▶ _SET PROBLEM_: Rename "Ampicillin" to "Carbenicillin" everywhere in the lines below, and leave the rest of each line unchanged.

[Coordinate annotation records]
━━━━━━

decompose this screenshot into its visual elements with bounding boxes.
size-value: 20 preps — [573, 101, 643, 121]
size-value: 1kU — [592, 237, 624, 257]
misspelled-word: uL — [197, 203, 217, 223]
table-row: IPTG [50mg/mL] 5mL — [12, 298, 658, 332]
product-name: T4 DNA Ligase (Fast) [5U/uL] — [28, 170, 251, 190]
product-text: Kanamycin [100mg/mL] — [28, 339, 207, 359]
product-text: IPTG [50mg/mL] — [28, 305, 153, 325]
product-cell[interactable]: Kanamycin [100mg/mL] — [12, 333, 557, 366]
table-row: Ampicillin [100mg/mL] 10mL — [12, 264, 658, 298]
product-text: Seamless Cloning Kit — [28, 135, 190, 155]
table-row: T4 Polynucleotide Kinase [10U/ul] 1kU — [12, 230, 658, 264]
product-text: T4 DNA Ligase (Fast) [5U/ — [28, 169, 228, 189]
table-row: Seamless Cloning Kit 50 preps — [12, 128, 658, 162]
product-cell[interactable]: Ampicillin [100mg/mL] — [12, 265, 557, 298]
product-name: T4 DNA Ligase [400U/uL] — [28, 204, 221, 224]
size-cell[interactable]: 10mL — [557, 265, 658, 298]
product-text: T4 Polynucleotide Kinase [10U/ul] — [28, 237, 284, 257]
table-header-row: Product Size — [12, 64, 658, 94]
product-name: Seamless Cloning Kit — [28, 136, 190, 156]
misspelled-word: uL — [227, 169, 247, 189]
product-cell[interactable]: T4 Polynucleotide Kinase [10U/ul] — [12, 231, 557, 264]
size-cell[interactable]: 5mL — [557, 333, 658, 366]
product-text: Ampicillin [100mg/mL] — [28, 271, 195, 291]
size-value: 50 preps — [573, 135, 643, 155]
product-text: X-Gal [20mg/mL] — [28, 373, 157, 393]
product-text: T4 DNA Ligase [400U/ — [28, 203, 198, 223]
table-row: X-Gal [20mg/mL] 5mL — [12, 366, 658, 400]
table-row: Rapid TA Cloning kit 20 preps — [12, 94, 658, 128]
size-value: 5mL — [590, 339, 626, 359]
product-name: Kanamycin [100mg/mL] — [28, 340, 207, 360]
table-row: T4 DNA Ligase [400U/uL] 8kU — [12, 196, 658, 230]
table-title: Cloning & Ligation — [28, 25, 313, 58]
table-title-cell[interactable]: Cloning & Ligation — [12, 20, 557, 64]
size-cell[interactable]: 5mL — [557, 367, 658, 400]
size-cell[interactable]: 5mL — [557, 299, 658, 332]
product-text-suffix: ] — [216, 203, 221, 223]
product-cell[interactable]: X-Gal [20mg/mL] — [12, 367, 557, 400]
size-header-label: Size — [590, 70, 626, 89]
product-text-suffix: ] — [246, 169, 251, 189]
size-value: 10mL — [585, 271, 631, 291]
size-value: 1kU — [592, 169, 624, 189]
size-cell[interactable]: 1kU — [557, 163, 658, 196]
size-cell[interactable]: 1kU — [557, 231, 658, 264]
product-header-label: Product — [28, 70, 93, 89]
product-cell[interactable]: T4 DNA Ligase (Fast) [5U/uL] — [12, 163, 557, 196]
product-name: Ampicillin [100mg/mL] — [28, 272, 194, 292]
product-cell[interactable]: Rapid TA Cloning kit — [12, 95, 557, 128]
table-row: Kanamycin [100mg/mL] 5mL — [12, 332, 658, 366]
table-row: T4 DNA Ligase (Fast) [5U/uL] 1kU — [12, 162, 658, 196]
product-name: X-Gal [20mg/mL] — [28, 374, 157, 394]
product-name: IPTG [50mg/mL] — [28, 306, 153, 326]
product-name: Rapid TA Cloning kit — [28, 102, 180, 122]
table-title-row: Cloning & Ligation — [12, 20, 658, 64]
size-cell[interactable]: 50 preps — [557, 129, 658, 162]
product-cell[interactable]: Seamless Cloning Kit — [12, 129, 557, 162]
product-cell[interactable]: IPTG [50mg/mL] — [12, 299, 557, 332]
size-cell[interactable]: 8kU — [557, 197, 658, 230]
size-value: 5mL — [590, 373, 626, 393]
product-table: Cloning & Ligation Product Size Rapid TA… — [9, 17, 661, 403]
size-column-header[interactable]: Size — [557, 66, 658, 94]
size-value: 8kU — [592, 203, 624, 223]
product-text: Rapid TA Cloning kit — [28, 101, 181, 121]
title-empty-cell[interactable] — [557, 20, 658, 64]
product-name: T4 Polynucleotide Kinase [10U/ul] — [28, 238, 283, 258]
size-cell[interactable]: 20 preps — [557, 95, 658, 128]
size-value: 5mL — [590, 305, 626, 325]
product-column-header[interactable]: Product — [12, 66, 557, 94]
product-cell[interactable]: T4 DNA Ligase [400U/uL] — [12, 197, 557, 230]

━━━━━━

▶ _SOLUTION_:
decompose this screenshot into its visual elements with bounding boxes.
size-value: 20 preps — [573, 101, 643, 121]
size-value: 1kU — [592, 237, 624, 257]
misspelled-word: uL — [197, 203, 217, 223]
table-row: IPTG [50mg/mL] 5mL — [12, 298, 658, 332]
product-name: T4 DNA Ligase (Fast) [5U/uL] — [28, 170, 251, 190]
product-text: Kanamycin [100mg/mL] — [28, 339, 207, 359]
product-text: IPTG [50mg/mL] — [28, 305, 153, 325]
product-cell[interactable]: Kanamycin [100mg/mL] — [12, 333, 557, 366]
table-row: Carbenicillin [100mg/mL] 10mL — [12, 264, 658, 298]
product-text: Seamless Cloning Kit — [28, 135, 190, 155]
table-row: T4 Polynucleotide Kinase [10U/ul] 1kU — [12, 230, 658, 264]
product-text: T4 DNA Ligase (Fast) [5U/ — [28, 169, 228, 189]
table-row: Seamless Cloning Kit 50 preps — [12, 128, 658, 162]
product-cell[interactable]: Carbenicillin [100mg/mL] — [12, 265, 557, 298]
product-name: T4 DNA Ligase [400U/uL] — [28, 204, 221, 224]
size-cell[interactable]: 10mL — [557, 265, 658, 298]
product-text: T4 Polynucleotide Kinase [10U/ul] — [28, 237, 284, 257]
table-header-row: Product Size — [12, 64, 658, 94]
product-name: Seamless Cloning Kit — [28, 136, 190, 156]
misspelled-word: uL — [227, 169, 247, 189]
product-cell[interactable]: T4 Polynucleotide Kinase [10U/ul] — [12, 231, 557, 264]
size-cell[interactable]: 5mL — [557, 333, 658, 366]
product-text: Carbenicillin [100mg/mL] — [28, 271, 195, 291]
size-value: 50 preps — [573, 135, 643, 155]
product-text: X-Gal [20mg/mL] — [28, 373, 157, 393]
product-text: T4 DNA Ligase [400U/ — [28, 203, 198, 223]
table-row: X-Gal [20mg/mL] 5mL — [12, 366, 658, 400]
table-row: Rapid TA Cloning kit 20 preps — [12, 94, 658, 128]
size-value: 5mL — [590, 339, 626, 359]
product-name: Kanamycin [100mg/mL] — [28, 340, 207, 360]
table-row: T4 DNA Ligase [400U/uL] 8kU — [12, 196, 658, 230]
table-title: Cloning & Ligation — [28, 25, 313, 58]
table-title-cell[interactable]: Cloning & Ligation — [12, 20, 557, 64]
size-cell[interactable]: 5mL — [557, 367, 658, 400]
size-cell[interactable]: 5mL — [557, 299, 658, 332]
product-text-suffix: ] — [216, 203, 221, 223]
product-cell[interactable]: X-Gal [20mg/mL] — [12, 367, 557, 400]
size-header-label: Size — [590, 70, 626, 89]
product-text-suffix: ] — [246, 169, 251, 189]
size-value: 10mL — [585, 271, 631, 291]
size-value: 1kU — [592, 169, 624, 189]
size-cell[interactable]: 1kU — [557, 163, 658, 196]
size-cell[interactable]: 1kU — [557, 231, 658, 264]
product-header-label: Product — [28, 70, 93, 89]
product-cell[interactable]: T4 DNA Ligase (Fast) [5U/uL] — [12, 163, 557, 196]
product-name: Carbenicillin [100mg/mL] — [28, 272, 194, 292]
product-cell[interactable]: Rapid TA Cloning kit — [12, 95, 557, 128]
table-row: Kanamycin [100mg/mL] 5mL — [12, 332, 658, 366]
table-row: T4 DNA Ligase (Fast) [5U/uL] 1kU — [12, 162, 658, 196]
product-name: X-Gal [20mg/mL] — [28, 374, 157, 394]
product-name: IPTG [50mg/mL] — [28, 306, 153, 326]
product-name: Rapid TA Cloning kit — [28, 102, 180, 122]
table-title-row: Cloning & Ligation — [12, 20, 658, 64]
size-cell[interactable]: 50 preps — [557, 129, 658, 162]
product-cell[interactable]: Seamless Cloning Kit — [12, 129, 557, 162]
product-cell[interactable]: IPTG [50mg/mL] — [12, 299, 557, 332]
size-cell[interactable]: 8kU — [557, 197, 658, 230]
size-value: 5mL — [590, 373, 626, 393]
product-table: Cloning & Ligation Product Size Rapid TA… — [9, 17, 661, 403]
size-column-header[interactable]: Size — [557, 66, 658, 94]
size-value: 8kU — [592, 203, 624, 223]
product-text: Rapid TA Cloning kit — [28, 101, 181, 121]
title-empty-cell[interactable] — [557, 20, 658, 64]
product-name: T4 Polynucleotide Kinase [10U/ul] — [28, 238, 283, 258]
size-cell[interactable]: 20 preps — [557, 95, 658, 128]
size-value: 5mL — [590, 305, 626, 325]
product-column-header[interactable]: Product — [12, 66, 557, 94]
product-cell[interactable]: T4 DNA Ligase [400U/uL] — [12, 197, 557, 230]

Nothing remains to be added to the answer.